(Records from a dataset)

________________

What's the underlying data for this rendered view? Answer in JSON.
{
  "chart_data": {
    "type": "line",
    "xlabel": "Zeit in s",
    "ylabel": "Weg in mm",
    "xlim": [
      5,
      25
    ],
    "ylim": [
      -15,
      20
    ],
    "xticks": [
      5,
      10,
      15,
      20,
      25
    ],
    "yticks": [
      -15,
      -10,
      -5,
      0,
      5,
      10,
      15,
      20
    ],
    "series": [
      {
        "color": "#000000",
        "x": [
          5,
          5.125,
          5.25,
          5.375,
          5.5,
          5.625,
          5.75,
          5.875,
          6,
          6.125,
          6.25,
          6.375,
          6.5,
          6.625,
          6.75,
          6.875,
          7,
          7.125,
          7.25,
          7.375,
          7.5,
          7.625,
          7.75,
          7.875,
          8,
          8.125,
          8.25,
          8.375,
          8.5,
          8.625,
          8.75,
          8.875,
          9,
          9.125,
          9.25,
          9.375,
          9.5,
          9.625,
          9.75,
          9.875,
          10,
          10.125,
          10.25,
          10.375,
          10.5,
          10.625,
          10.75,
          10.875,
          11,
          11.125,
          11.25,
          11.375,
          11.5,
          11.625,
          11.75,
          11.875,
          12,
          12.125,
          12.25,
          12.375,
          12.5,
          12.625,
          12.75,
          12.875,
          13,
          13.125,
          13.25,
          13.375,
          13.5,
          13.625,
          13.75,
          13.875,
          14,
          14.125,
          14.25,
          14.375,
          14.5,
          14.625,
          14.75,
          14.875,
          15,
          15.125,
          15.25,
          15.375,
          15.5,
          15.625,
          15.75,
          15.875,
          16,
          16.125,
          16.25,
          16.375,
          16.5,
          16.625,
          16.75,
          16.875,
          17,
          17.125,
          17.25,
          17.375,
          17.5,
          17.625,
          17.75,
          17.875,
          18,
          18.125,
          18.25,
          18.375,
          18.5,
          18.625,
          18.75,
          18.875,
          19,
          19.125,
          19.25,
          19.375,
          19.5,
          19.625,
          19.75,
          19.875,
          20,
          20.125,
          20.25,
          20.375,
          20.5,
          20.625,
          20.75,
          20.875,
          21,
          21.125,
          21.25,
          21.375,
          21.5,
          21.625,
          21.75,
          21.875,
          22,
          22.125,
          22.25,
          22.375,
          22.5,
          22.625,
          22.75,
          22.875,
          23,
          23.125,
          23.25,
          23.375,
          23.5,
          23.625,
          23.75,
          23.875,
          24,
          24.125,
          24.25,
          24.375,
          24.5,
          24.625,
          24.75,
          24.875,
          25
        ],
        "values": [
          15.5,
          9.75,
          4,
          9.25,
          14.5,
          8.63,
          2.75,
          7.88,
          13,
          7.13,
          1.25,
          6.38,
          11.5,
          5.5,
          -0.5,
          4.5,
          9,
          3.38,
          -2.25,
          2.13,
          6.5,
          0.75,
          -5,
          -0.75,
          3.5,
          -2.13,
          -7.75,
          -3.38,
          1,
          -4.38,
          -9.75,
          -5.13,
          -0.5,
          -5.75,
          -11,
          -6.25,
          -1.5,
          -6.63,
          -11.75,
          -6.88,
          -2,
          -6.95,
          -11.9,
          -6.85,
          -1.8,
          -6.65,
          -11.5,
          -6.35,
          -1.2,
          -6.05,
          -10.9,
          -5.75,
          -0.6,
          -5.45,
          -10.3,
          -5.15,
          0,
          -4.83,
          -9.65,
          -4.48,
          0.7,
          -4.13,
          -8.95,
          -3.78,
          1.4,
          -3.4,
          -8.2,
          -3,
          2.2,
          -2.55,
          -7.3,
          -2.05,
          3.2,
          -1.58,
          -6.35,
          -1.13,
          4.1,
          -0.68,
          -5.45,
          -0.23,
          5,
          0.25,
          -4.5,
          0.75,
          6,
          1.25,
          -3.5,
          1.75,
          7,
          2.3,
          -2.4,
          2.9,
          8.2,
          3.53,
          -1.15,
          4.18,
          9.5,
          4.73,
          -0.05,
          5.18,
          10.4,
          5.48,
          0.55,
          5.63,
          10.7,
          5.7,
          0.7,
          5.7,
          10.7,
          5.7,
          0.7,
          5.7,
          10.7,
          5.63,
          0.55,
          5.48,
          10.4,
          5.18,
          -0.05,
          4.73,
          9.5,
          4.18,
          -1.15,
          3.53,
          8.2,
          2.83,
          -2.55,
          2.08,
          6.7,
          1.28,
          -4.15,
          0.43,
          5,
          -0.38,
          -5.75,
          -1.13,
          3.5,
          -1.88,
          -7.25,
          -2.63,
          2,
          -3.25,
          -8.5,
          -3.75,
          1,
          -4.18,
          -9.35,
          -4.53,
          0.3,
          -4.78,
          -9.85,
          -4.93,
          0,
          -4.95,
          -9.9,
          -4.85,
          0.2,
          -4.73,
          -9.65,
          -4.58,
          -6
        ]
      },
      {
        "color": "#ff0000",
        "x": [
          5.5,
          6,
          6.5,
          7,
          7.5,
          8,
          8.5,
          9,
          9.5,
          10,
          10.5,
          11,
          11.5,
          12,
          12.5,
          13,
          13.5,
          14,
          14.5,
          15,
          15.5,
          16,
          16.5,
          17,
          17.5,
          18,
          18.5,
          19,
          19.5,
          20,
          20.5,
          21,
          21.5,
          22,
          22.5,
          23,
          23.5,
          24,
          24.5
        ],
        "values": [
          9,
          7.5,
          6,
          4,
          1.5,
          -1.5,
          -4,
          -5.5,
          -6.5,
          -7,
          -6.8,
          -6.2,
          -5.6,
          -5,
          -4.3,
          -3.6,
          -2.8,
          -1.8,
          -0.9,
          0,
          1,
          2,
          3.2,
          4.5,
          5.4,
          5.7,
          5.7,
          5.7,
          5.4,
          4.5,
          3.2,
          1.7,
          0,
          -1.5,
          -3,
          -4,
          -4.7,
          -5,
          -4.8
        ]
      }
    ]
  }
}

________________

Copy out the whole listing exactly.

What's the underlying data for this rendered view? Answer in JSON.
{
  "chart_data": {
    "type": "line",
    "xlabel": "Zeit in s",
    "ylabel": "Weg in mm",
    "xlim": [
      5,
      25
    ],
    "ylim": [
      -15,
      20
    ],
    "xticks": [
      5,
      10,
      15,
      20,
      25
    ],
    "yticks": [
      -15,
      -10,
      -5,
      0,
      5,
      10,
      15,
      20
    ],
    "series": [
      {
        "color": "#000000",
        "x": [
          5,
          5.125,
          5.25,
          5.375,
          5.5,
          5.625,
          5.75,
          5.875,
          6,
          6.125,
          6.25,
          6.375,
          6.5,
          6.625,
          6.75,
          6.875,
          7,
          7.125,
          7.25,
          7.375,
          7.5,
          7.625,
          7.75,
          7.875,
          8,
          8.125,
          8.25,
          8.375,
          8.5,
          8.625,
          8.75,
          8.875,
          9,
          9.125,
          9.25,
          9.375,
          9.5,
          9.625,
          9.75,
          9.875,
          10,
          10.125,
          10.25,
          10.375,
          10.5,
          10.625,
          10.75,
          10.875,
          11,
          11.125,
          11.25,
          11.375,
          11.5,
          11.625,
          11.75,
          11.875,
          12,
          12.125,
          12.25,
          12.375,
          12.5,
          12.625,
          12.75,
          12.875,
          13,
          13.125,
          13.25,
          13.375,
          13.5,
          13.625,
          13.75,
          13.875,
          14,
          14.125,
          14.25,
          14.375,
          14.5,
          14.625,
          14.75,
          14.875,
          15,
          15.125,
          15.25,
          15.375,
          15.5,
          15.625,
          15.75,
          15.875,
          16,
          16.125,
          16.25,
          16.375,
          16.5,
          16.625,
          16.75,
          16.875,
          17,
          17.125,
          17.25,
          17.375,
          17.5,
          17.625,
          17.75,
          17.875,
          18,
          18.125,
          18.25,
          18.375,
          18.5,
          18.625,
          18.75,
          18.875,
          19,
          19.125,
          19.25,
          19.375,
          19.5,
          19.625,
          19.75,
          19.875,
          20,
          20.125,
          20.25,
          20.375,
          20.5,
          20.625,
          20.75,
          20.875,
          21,
          21.125,
          21.25,
          21.375,
          21.5,
          21.625,
          21.75,
          21.875,
          22,
          22.125,
          22.25,
          22.375,
          22.5,
          22.625,
          22.75,
          22.875,
          23,
          23.125,
          23.25,
          23.375,
          23.5,
          23.625,
          23.75,
          23.875,
          24,
          24.125,
          24.25,
          24.375,
          24.5,
          24.625,
          24.75,
          24.875,
          25
        ],
        "values": [
          15.5,
          9.75,
          4,
          9.25,
          14.5,
          8.63,
          2.75,
          7.88,
          13,
          7.13,
          1.25,
          6.38,
          11.5,
          5.5,
          -0.5,
          4.5,
          9,
          3.38,
          -2.25,
          2.13,
          6.5,
          0.75,
          -5,
          -0.75,
          3.5,
          -2.13,
          -7.75,
          -3.38,
          1,
          -4.38,
          -9.75,
          -5.13,
          -0.5,
          -5.75,
          -11,
          -6.25,
          -1.5,
          -6.63,
          -11.75,
          -6.88,
          -2,
          -6.95,
          -11.9,
          -6.85,
          -1.8,
          -6.65,
          -11.5,
          -6.35,
          -1.2,
          -6.05,
          -10.9,
          -5.75,
          -0.6,
          -5.45,
          -10.3,
          -5.15,
          0,
          -4.83,
          -9.65,
          -4.48,
          0.7,
          -4.13,
          -8.95,
          -3.78,
          1.4,
          -3.4,
          -8.2,
          -3,
          2.2,
          -2.55,
          -7.3,
          -2.05,
          3.2,
          -1.58,
          -6.35,
          -1.13,
          4.1,
          -0.68,
          -5.45,
          -0.23,
          5,
          0.25,
          -4.5,
          0.75,
          6,
          1.25,
          -3.5,
          1.75,
          7,
          2.3,
          -2.4,
          2.9,
          8.2,
          3.53,
          -1.15,
          4.18,
          9.5,
          4.73,
          -0.05,
          5.18,
          10.4,
          5.48,
          0.55,
          5.63,
          10.7,
          5.7,
          0.7,
          5.7,
          10.7,
          5.7,
          0.7,
          5.7,
          10.7,
          5.63,
          0.55,
          5.48,
          10.4,
          5.18,
          -0.05,
          4.73,
          9.5,
          4.18,
          -1.15,
          3.53,
          8.2,
          2.83,
          -2.55,
          2.08,
          6.7,
          1.28,
          -4.15,
          0.43,
          5,
          -0.38,
          -5.75,
          -1.13,
          3.5,
          -1.88,
          -7.25,
          -2.63,
          2,
          -3.25,
          -8.5,
          -3.75,
          1,
          -4.18,
          -9.35,
          -4.53,
          0.3,
          -4.78,
          -9.85,
          -4.93,
          0,
          -4.95,
          -9.9,
          -4.85,
          0.2,
          -4.73,
          -9.65,
          -4.58,
          -6
        ]
      },
      {
        "color": "#ff0000",
        "x": [
          5.5,
          6,
          6.5,
          7,
          7.5,
          8,
          8.5,
          9,
          9.5,
          10,
          10.5,
          11,
          11.5,
          12,
          12.5,
          13,
          13.5,
          14,
          14.5,
          15,
          15.5,
          16,
          16.5,
          17,
          17.5,
          18,
          18.5,
          19,
          19.5,
          20,
          20.5,
          21,
          21.5,
          22,
          22.5,
          23,
          23.5,
          24,
          24.5
        ],
        "values": [
          9,
          7.5,
          6,
          4,
          1.5,
          -1.5,
          -4,
          -5.5,
          -6.5,
          -7,
          -6.8,
          -6.2,
          -5.6,
          -5,
          -4.3,
          -3.6,
          -2.8,
          -1.8,
          -0.9,
          0,
          1,
          2,
          3.2,
          4.5,
          5.4,
          5.7,
          5.7,
          5.7,
          5.4,
          4.5,
          3.2,
          1.7,
          0,
          -1.5,
          -3,
          -4,
          -4.7,
          -5,
          -4.8
        ]
      }
    ]
  }
}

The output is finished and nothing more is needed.